» What you are asked to do:
Write every entry out again exactly, please, and skip the pictures.

* Begin Input records *

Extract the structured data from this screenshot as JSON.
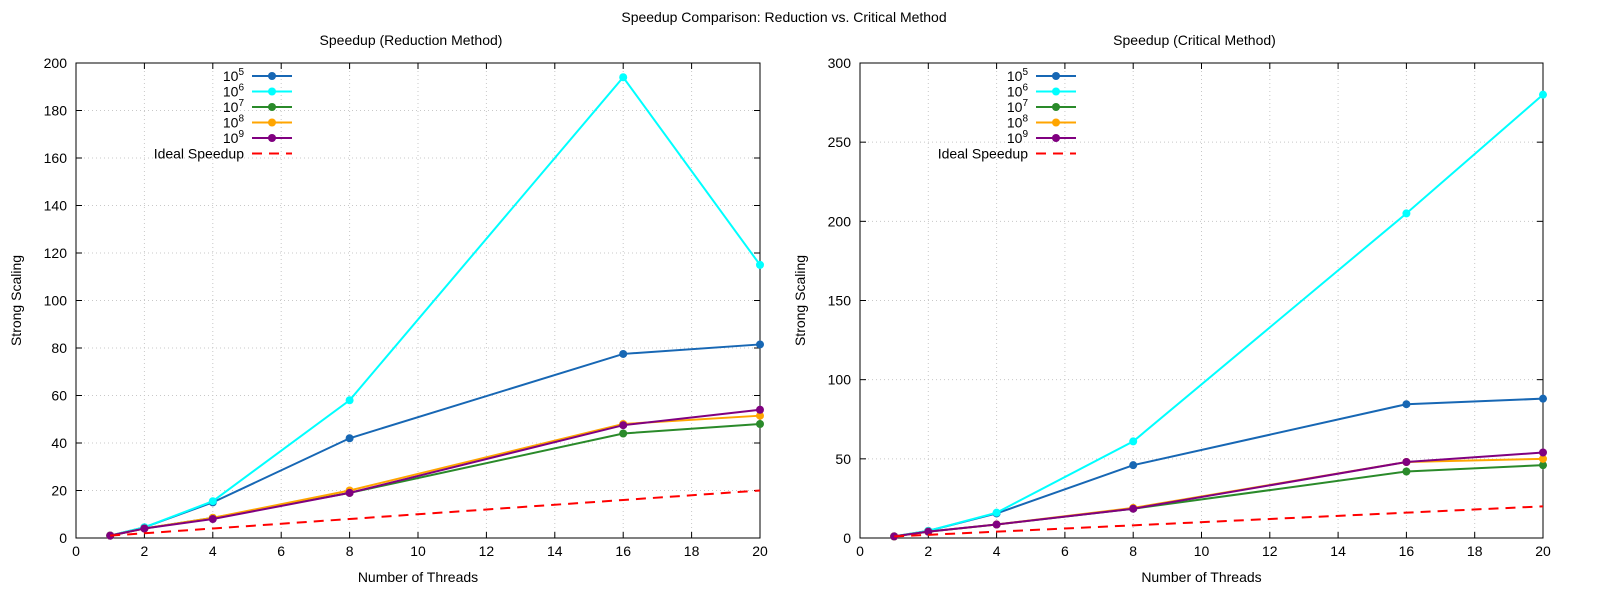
{
  "suptitle": "Speedup Comparison: Reduction vs. Critical Method",
  "chart_data": [
    {
      "type": "line",
      "title": "Speedup (Reduction Method)",
      "xlabel": "Number of Threads",
      "ylabel": "Strong Scaling",
      "xlim": [
        0,
        20
      ],
      "ylim": [
        0,
        200
      ],
      "xticks": [
        0,
        2,
        4,
        6,
        8,
        10,
        12,
        14,
        16,
        18,
        20
      ],
      "yticks": [
        0,
        20,
        40,
        60,
        80,
        100,
        120,
        140,
        160,
        180,
        200
      ],
      "grid": true,
      "legend_position": "top-left",
      "x": [
        1,
        2,
        4,
        8,
        16,
        20
      ],
      "series": [
        {
          "name": "10^5",
          "base": "10",
          "exp": "5",
          "color": "#1767b4",
          "values": [
            1,
            4.5,
            15,
            42,
            77.5,
            81.5
          ]
        },
        {
          "name": "10^6",
          "base": "10",
          "exp": "6",
          "color": "#00ffff",
          "values": [
            1,
            4.5,
            15.5,
            58,
            194,
            115
          ]
        },
        {
          "name": "10^7",
          "base": "10",
          "exp": "7",
          "color": "#2a8a2a",
          "values": [
            1,
            4,
            8.5,
            19,
            44,
            48
          ]
        },
        {
          "name": "10^8",
          "base": "10",
          "exp": "8",
          "color": "#ffa500",
          "values": [
            1,
            4,
            8.5,
            20,
            48,
            51.5
          ]
        },
        {
          "name": "10^9",
          "base": "10",
          "exp": "9",
          "color": "#800080",
          "values": [
            1,
            4,
            8,
            19,
            47.5,
            54
          ]
        },
        {
          "name": "Ideal Speedup",
          "color": "#ff0000",
          "dashed": true,
          "values": [
            1,
            2,
            4,
            8,
            16,
            20
          ]
        }
      ]
    },
    {
      "type": "line",
      "title": "Speedup (Critical Method)",
      "xlabel": "Number of Threads",
      "ylabel": "Strong Scaling",
      "xlim": [
        0,
        20
      ],
      "ylim": [
        0,
        300
      ],
      "xticks": [
        0,
        2,
        4,
        6,
        8,
        10,
        12,
        14,
        16,
        18,
        20
      ],
      "yticks": [
        0,
        50,
        100,
        150,
        200,
        250,
        300
      ],
      "grid": true,
      "legend_position": "top-left",
      "x": [
        1,
        2,
        4,
        8,
        16,
        20
      ],
      "series": [
        {
          "name": "10^5",
          "base": "10",
          "exp": "5",
          "color": "#1767b4",
          "values": [
            1,
            4.5,
            15.5,
            46,
            84.5,
            88
          ]
        },
        {
          "name": "10^6",
          "base": "10",
          "exp": "6",
          "color": "#00ffff",
          "values": [
            1,
            4.5,
            16,
            61,
            205,
            280
          ]
        },
        {
          "name": "10^7",
          "base": "10",
          "exp": "7",
          "color": "#2a8a2a",
          "values": [
            1,
            4,
            8.5,
            18.5,
            42,
            46
          ]
        },
        {
          "name": "10^8",
          "base": "10",
          "exp": "8",
          "color": "#ffa500",
          "values": [
            1,
            4,
            8.5,
            19,
            48,
            50
          ]
        },
        {
          "name": "10^9",
          "base": "10",
          "exp": "9",
          "color": "#800080",
          "values": [
            1,
            4,
            8.5,
            18.5,
            48,
            54
          ]
        },
        {
          "name": "Ideal Speedup",
          "color": "#ff0000",
          "dashed": true,
          "values": [
            1,
            2,
            4,
            8,
            16,
            20
          ]
        }
      ]
    }
  ]
}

* End Input records *

» Output below:
Extract the structured data from this screenshot as JSON.
{
  "suptitle": "Speedup Comparison: Reduction vs. Critical Method",
  "chart_data": [
    {
      "type": "line",
      "title": "Speedup (Reduction Method)",
      "xlabel": "Number of Threads",
      "ylabel": "Strong Scaling",
      "xlim": [
        0,
        20
      ],
      "ylim": [
        0,
        200
      ],
      "xticks": [
        0,
        2,
        4,
        6,
        8,
        10,
        12,
        14,
        16,
        18,
        20
      ],
      "yticks": [
        0,
        20,
        40,
        60,
        80,
        100,
        120,
        140,
        160,
        180,
        200
      ],
      "grid": true,
      "legend_position": "top-left",
      "x": [
        1,
        2,
        4,
        8,
        16,
        20
      ],
      "series": [
        {
          "name": "10^5",
          "base": "10",
          "exp": "5",
          "color": "#1767b4",
          "values": [
            1,
            4.5,
            15,
            42,
            77.5,
            81.5
          ]
        },
        {
          "name": "10^6",
          "base": "10",
          "exp": "6",
          "color": "#00ffff",
          "values": [
            1,
            4.5,
            15.5,
            58,
            194,
            115
          ]
        },
        {
          "name": "10^7",
          "base": "10",
          "exp": "7",
          "color": "#2a8a2a",
          "values": [
            1,
            4,
            8.5,
            19,
            44,
            48
          ]
        },
        {
          "name": "10^8",
          "base": "10",
          "exp": "8",
          "color": "#ffa500",
          "values": [
            1,
            4,
            8.5,
            20,
            48,
            51.5
          ]
        },
        {
          "name": "10^9",
          "base": "10",
          "exp": "9",
          "color": "#800080",
          "values": [
            1,
            4,
            8,
            19,
            47.5,
            54
          ]
        },
        {
          "name": "Ideal Speedup",
          "color": "#ff0000",
          "dashed": true,
          "values": [
            1,
            2,
            4,
            8,
            16,
            20
          ]
        }
      ]
    },
    {
      "type": "line",
      "title": "Speedup (Critical Method)",
      "xlabel": "Number of Threads",
      "ylabel": "Strong Scaling",
      "xlim": [
        0,
        20
      ],
      "ylim": [
        0,
        300
      ],
      "xticks": [
        0,
        2,
        4,
        6,
        8,
        10,
        12,
        14,
        16,
        18,
        20
      ],
      "yticks": [
        0,
        50,
        100,
        150,
        200,
        250,
        300
      ],
      "grid": true,
      "legend_position": "top-left",
      "x": [
        1,
        2,
        4,
        8,
        16,
        20
      ],
      "series": [
        {
          "name": "10^5",
          "base": "10",
          "exp": "5",
          "color": "#1767b4",
          "values": [
            1,
            4.5,
            15.5,
            46,
            84.5,
            88
          ]
        },
        {
          "name": "10^6",
          "base": "10",
          "exp": "6",
          "color": "#00ffff",
          "values": [
            1,
            4.5,
            16,
            61,
            205,
            280
          ]
        },
        {
          "name": "10^7",
          "base": "10",
          "exp": "7",
          "color": "#2a8a2a",
          "values": [
            1,
            4,
            8.5,
            18.5,
            42,
            46
          ]
        },
        {
          "name": "10^8",
          "base": "10",
          "exp": "8",
          "color": "#ffa500",
          "values": [
            1,
            4,
            8.5,
            19,
            48,
            50
          ]
        },
        {
          "name": "10^9",
          "base": "10",
          "exp": "9",
          "color": "#800080",
          "values": [
            1,
            4,
            8.5,
            18.5,
            48,
            54
          ]
        },
        {
          "name": "Ideal Speedup",
          "color": "#ff0000",
          "dashed": true,
          "values": [
            1,
            2,
            4,
            8,
            16,
            20
          ]
        }
      ]
    }
  ]
}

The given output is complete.